◆ JOB ◆
Give back each entry unchanged, minus pictures.

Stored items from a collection
## begin
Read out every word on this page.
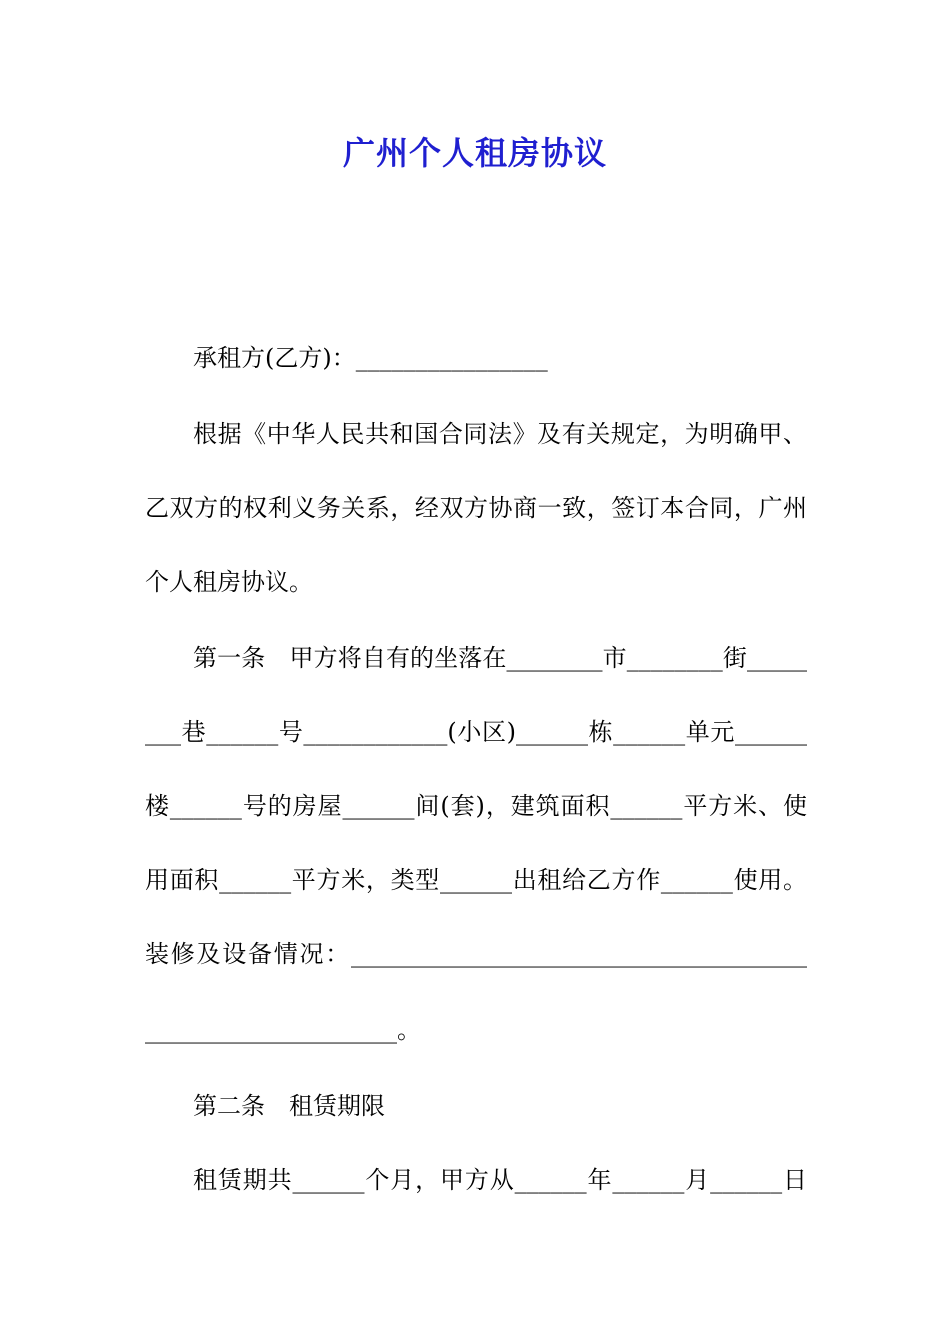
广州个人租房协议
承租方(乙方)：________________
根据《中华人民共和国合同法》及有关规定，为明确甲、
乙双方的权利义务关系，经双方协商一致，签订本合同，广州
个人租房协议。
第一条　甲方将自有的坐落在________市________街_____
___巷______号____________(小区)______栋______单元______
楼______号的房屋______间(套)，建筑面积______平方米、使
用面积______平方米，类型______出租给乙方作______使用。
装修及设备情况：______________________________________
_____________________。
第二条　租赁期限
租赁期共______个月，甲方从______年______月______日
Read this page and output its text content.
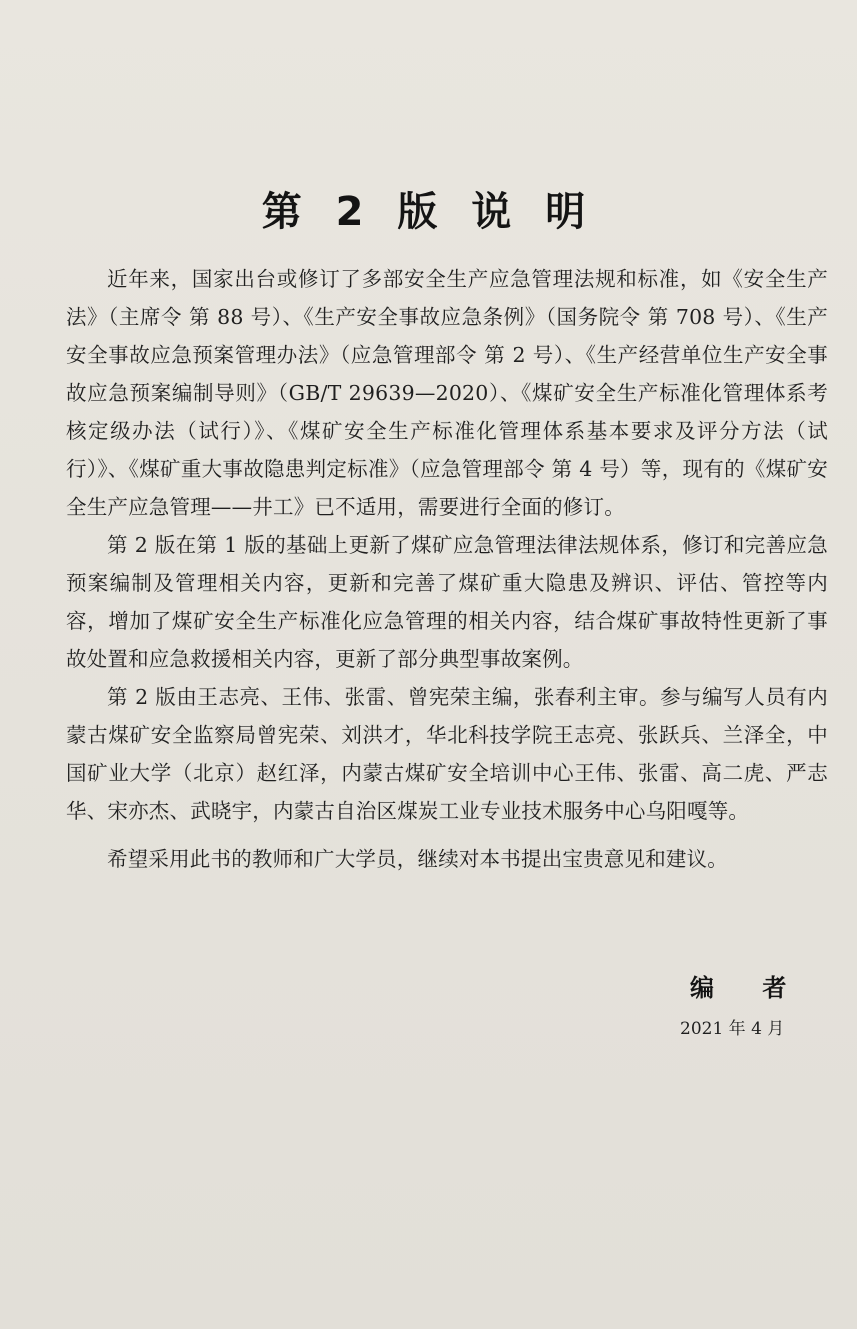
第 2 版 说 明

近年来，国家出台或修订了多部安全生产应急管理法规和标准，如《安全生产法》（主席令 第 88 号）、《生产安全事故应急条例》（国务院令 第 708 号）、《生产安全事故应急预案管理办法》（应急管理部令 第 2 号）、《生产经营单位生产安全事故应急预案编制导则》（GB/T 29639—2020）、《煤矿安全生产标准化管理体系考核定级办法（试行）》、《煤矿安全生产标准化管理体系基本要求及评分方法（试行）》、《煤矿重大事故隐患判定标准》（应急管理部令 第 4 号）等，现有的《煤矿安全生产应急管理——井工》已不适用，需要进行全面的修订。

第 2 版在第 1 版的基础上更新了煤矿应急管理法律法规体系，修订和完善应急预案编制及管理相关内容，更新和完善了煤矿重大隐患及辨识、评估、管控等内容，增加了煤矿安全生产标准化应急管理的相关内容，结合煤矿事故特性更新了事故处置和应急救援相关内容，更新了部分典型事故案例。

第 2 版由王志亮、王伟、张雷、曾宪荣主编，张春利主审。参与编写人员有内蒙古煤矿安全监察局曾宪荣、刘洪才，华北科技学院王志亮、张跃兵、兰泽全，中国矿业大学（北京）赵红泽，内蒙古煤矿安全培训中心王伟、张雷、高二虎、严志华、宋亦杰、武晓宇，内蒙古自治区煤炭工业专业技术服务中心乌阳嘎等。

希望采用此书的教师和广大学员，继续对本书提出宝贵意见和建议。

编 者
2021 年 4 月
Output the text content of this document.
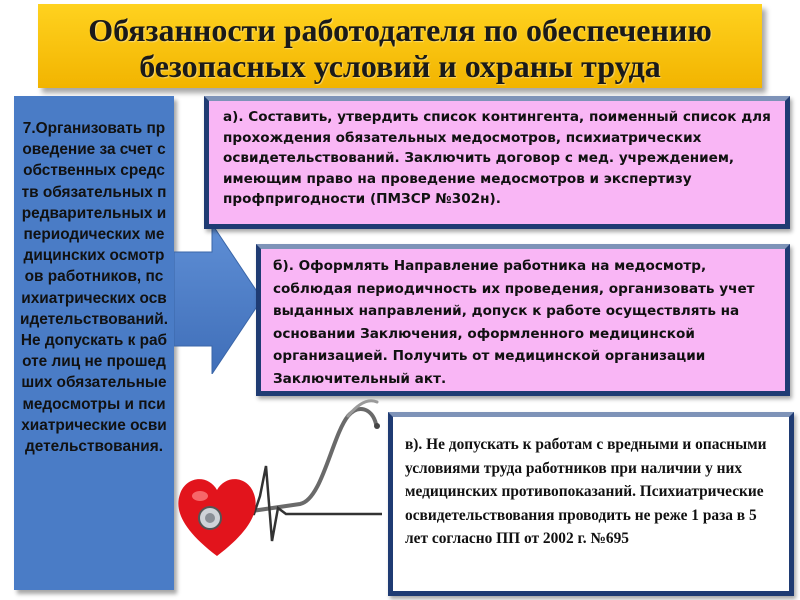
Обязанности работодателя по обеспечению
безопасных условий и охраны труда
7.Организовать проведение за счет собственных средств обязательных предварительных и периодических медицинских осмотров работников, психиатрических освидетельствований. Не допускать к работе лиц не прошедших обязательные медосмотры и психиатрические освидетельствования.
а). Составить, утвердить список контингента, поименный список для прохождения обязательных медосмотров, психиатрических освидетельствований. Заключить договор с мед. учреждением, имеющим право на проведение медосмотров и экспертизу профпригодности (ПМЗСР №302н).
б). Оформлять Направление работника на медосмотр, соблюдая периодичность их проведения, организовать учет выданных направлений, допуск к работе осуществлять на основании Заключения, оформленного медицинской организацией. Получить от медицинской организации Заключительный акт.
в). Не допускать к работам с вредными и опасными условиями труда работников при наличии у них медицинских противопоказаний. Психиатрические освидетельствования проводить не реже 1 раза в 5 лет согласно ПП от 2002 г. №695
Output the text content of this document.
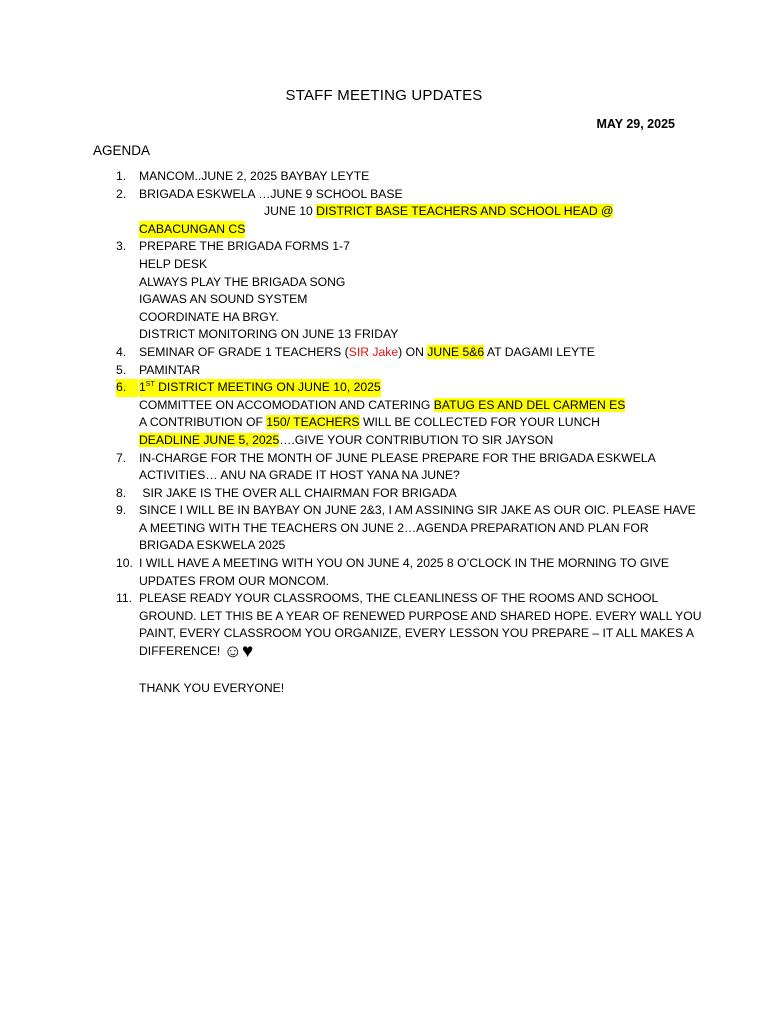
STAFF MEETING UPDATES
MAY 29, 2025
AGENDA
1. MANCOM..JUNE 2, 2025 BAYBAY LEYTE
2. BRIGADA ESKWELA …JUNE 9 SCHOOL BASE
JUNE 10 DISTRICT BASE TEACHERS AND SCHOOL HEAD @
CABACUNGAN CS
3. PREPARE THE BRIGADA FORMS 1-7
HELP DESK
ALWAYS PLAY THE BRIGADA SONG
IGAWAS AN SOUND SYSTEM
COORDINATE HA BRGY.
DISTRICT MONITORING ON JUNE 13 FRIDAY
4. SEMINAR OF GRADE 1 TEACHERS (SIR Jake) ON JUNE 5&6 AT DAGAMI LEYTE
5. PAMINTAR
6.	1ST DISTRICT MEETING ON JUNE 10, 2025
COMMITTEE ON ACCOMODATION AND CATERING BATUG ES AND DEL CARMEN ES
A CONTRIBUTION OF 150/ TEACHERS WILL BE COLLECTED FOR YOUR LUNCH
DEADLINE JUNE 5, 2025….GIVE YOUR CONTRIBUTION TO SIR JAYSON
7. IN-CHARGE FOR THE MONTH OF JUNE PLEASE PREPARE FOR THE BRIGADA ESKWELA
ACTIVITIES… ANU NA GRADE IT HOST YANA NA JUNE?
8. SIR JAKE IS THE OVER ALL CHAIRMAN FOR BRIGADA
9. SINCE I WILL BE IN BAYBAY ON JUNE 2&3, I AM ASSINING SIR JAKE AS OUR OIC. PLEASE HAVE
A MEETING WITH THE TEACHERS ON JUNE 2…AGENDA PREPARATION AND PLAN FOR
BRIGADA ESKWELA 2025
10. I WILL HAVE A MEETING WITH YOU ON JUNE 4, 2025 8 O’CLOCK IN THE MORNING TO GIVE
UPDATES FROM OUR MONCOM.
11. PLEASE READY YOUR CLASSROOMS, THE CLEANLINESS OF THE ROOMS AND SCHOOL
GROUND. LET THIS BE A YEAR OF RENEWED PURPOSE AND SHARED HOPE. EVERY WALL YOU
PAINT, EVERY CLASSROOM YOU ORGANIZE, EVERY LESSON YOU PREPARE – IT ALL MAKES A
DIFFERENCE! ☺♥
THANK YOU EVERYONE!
## end
◆ COMPLETED TASK ◆
Read out every word on this page.
广州个人租房协议
承租方(乙方)：________________
根据《中华人民共和国合同法》及有关规定，为明确甲、
乙双方的权利义务关系，经双方协商一致，签订本合同，广州
个人租房协议。
第一条　甲方将自有的坐落在________市________街_____
___巷______号____________(小区)______栋______单元______
楼______号的房屋______间(套)，建筑面积______平方米、使
用面积______平方米，类型______出租给乙方作______使用。
装修及设备情况：______________________________________
_____________________。
第二条　租赁期限
租赁期共______个月，甲方从______年______月______日
Read this page and output its text content.
第 2 版 说 明

近年来，国家出台或修订了多部安全生产应急管理法规和标准，如《安全生产法》（主席令 第 88 号）、《生产安全事故应急条例》（国务院令 第 708 号）、《生产安全事故应急预案管理办法》（应急管理部令 第 2 号）、《生产经营单位生产安全事故应急预案编制导则》（GB/T 29639—2020）、《煤矿安全生产标准化管理体系考核定级办法（试行）》、《煤矿安全生产标准化管理体系基本要求及评分方法（试行）》、《煤矿重大事故隐患判定标准》（应急管理部令 第 4 号）等，现有的《煤矿安全生产应急管理——井工》已不适用，需要进行全面的修订。

第 2 版在第 1 版的基础上更新了煤矿应急管理法律法规体系，修订和完善应急预案编制及管理相关内容，更新和完善了煤矿重大隐患及辨识、评估、管控等内容，增加了煤矿安全生产标准化应急管理的相关内容，结合煤矿事故特性更新了事故处置和应急救援相关内容，更新了部分典型事故案例。

第 2 版由王志亮、王伟、张雷、曾宪荣主编，张春利主审。参与编写人员有内蒙古煤矿安全监察局曾宪荣、刘洪才，华北科技学院王志亮、张跃兵、兰泽全，中国矿业大学（北京）赵红泽，内蒙古煤矿安全培训中心王伟、张雷、高二虎、严志华、宋亦杰、武晓宇，内蒙古自治区煤炭工业专业技术服务中心乌阳嘎等。

希望采用此书的教师和广大学员，继续对本书提出宝贵意见和建议。

编 者
2021 年 4 月
Output the text content of this document.
Обязанности работодателя по обеспечению
безопасных условий и охраны труда
7.Организовать проведение за счет собственных средств обязательных предварительных и периодических медицинских осмотров работников, психиатрических освидетельствований. Не допускать к работе лиц не прошедших обязательные медосмотры и психиатрические освидетельствования.
а). Составить, утвердить список контингента, поименный список для прохождения обязательных медосмотров, психиатрических освидетельствований. Заключить договор с мед. учреждением, имеющим право на проведение медосмотров и экспертизу профпригодности (ПМЗСР №302н).
б). Оформлять Направление работника на медосмотр, соблюдая периодичность их проведения, организовать учет выданных направлений, допуск к работе осуществлять на основании Заключения, оформленного медицинской организацией. Получить от медицинской организации Заключительный акт.
в). Не допускать к работам с вредными и опасными условиями труда работников при наличии у них медицинских противопоказаний. Психиатрические освидетельствования проводить не реже 1 раза в 5 лет согласно ПП от 2002 г. №695
Output the text content of this document.
STAFF MEETING UPDATES
MAY 29, 2025
AGENDA
1. MANCOM..JUNE 2, 2025 BAYBAY LEYTE
2. BRIGADA ESKWELA …JUNE 9 SCHOOL BASE
JUNE 10 DISTRICT BASE TEACHERS AND SCHOOL HEAD @
CABACUNGAN CS
3. PREPARE THE BRIGADA FORMS 1-7
HELP DESK
ALWAYS PLAY THE BRIGADA SONG
IGAWAS AN SOUND SYSTEM
COORDINATE HA BRGY.
DISTRICT MONITORING ON JUNE 13 FRIDAY
4. SEMINAR OF GRADE 1 TEACHERS (SIR Jake) ON JUNE 5&6 AT DAGAMI LEYTE
5. PAMINTAR
6.	1ST DISTRICT MEETING ON JUNE 10, 2025
COMMITTEE ON ACCOMODATION AND CATERING BATUG ES AND DEL CARMEN ES
A CONTRIBUTION OF 150/ TEACHERS WILL BE COLLECTED FOR YOUR LUNCH
DEADLINE JUNE 5, 2025….GIVE YOUR CONTRIBUTION TO SIR JAYSON
7. IN-CHARGE FOR THE MONTH OF JUNE PLEASE PREPARE FOR THE BRIGADA ESKWELA
ACTIVITIES… ANU NA GRADE IT HOST YANA NA JUNE?
8. SIR JAKE IS THE OVER ALL CHAIRMAN FOR BRIGADA
9. SINCE I WILL BE IN BAYBAY ON JUNE 2&3, I AM ASSINING SIR JAKE AS OUR OIC. PLEASE HAVE
A MEETING WITH THE TEACHERS ON JUNE 2…AGENDA PREPARATION AND PLAN FOR
BRIGADA ESKWELA 2025
10. I WILL HAVE A MEETING WITH YOU ON JUNE 4, 2025 8 O’CLOCK IN THE MORNING TO GIVE
UPDATES FROM OUR MONCOM.
11. PLEASE READY YOUR CLASSROOMS, THE CLEANLINESS OF THE ROOMS AND SCHOOL
GROUND. LET THIS BE A YEAR OF RENEWED PURPOSE AND SHARED HOPE. EVERY WALL YOU
PAINT, EVERY CLASSROOM YOU ORGANIZE, EVERY LESSON YOU PREPARE – IT ALL MAKES A
DIFFERENCE! ☺♥
THANK YOU EVERYONE!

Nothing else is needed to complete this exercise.